-- BEGIN Extracted data --
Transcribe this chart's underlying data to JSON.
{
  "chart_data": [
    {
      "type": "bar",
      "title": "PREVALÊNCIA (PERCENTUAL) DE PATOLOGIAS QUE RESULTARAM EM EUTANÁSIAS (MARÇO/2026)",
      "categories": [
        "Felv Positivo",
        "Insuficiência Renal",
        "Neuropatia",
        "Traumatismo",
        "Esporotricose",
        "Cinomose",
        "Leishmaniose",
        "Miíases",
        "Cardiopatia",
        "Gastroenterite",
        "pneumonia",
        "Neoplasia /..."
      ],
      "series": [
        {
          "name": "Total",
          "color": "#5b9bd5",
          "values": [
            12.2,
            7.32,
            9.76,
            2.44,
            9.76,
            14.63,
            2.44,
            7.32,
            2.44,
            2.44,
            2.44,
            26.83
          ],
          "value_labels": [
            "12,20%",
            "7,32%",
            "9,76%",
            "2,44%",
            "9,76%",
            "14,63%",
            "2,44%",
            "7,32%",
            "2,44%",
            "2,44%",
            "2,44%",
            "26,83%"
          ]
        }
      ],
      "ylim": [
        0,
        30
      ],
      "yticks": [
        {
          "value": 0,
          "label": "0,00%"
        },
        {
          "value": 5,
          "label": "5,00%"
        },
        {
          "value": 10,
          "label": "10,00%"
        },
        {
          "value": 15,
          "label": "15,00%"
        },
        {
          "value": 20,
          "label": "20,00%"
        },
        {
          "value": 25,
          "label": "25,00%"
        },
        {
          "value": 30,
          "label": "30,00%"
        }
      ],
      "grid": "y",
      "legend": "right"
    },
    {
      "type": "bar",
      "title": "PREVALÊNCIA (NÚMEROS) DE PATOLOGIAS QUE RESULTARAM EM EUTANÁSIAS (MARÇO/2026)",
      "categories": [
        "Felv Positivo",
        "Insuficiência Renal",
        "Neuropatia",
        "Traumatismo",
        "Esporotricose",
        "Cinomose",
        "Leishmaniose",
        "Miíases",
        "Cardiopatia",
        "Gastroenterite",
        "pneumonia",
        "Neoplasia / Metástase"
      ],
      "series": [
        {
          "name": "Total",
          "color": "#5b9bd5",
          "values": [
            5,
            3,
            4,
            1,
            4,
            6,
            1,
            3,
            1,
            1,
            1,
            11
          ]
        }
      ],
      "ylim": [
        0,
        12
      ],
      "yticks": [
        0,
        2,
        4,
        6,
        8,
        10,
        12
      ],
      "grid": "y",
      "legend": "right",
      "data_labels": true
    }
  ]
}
-- END Extracted data --
Each line above must be printed exactly as it appears.

Transcribe this chart's underlying data to JSON.
{
  "chart_data": [
    {
      "type": "bar",
      "title": "PREVALÊNCIA (PERCENTUAL) DE PATOLOGIAS QUE RESULTARAM EM EUTANÁSIAS (MARÇO/2026)",
      "categories": [
        "Felv Positivo",
        "Insuficiência Renal",
        "Neuropatia",
        "Traumatismo",
        "Esporotricose",
        "Cinomose",
        "Leishmaniose",
        "Miíases",
        "Cardiopatia",
        "Gastroenterite",
        "pneumonia",
        "Neoplasia /..."
      ],
      "series": [
        {
          "name": "Total",
          "color": "#5b9bd5",
          "values": [
            12.2,
            7.32,
            9.76,
            2.44,
            9.76,
            14.63,
            2.44,
            7.32,
            2.44,
            2.44,
            2.44,
            26.83
          ],
          "value_labels": [
            "12,20%",
            "7,32%",
            "9,76%",
            "2,44%",
            "9,76%",
            "14,63%",
            "2,44%",
            "7,32%",
            "2,44%",
            "2,44%",
            "2,44%",
            "26,83%"
          ]
        }
      ],
      "ylim": [
        0,
        30
      ],
      "yticks": [
        {
          "value": 0,
          "label": "0,00%"
        },
        {
          "value": 5,
          "label": "5,00%"
        },
        {
          "value": 10,
          "label": "10,00%"
        },
        {
          "value": 15,
          "label": "15,00%"
        },
        {
          "value": 20,
          "label": "20,00%"
        },
        {
          "value": 25,
          "label": "25,00%"
        },
        {
          "value": 30,
          "label": "30,00%"
        }
      ],
      "grid": "y",
      "legend": "right"
    },
    {
      "type": "bar",
      "title": "PREVALÊNCIA (NÚMEROS) DE PATOLOGIAS QUE RESULTARAM EM EUTANÁSIAS (MARÇO/2026)",
      "categories": [
        "Felv Positivo",
        "Insuficiência Renal",
        "Neuropatia",
        "Traumatismo",
        "Esporotricose",
        "Cinomose",
        "Leishmaniose",
        "Miíases",
        "Cardiopatia",
        "Gastroenterite",
        "pneumonia",
        "Neoplasia / Metástase"
      ],
      "series": [
        {
          "name": "Total",
          "color": "#5b9bd5",
          "values": [
            5,
            3,
            4,
            1,
            4,
            6,
            1,
            3,
            1,
            1,
            1,
            11
          ]
        }
      ],
      "ylim": [
        0,
        12
      ],
      "yticks": [
        0,
        2,
        4,
        6,
        8,
        10,
        12
      ],
      "grid": "y",
      "legend": "right",
      "data_labels": true
    }
  ]
}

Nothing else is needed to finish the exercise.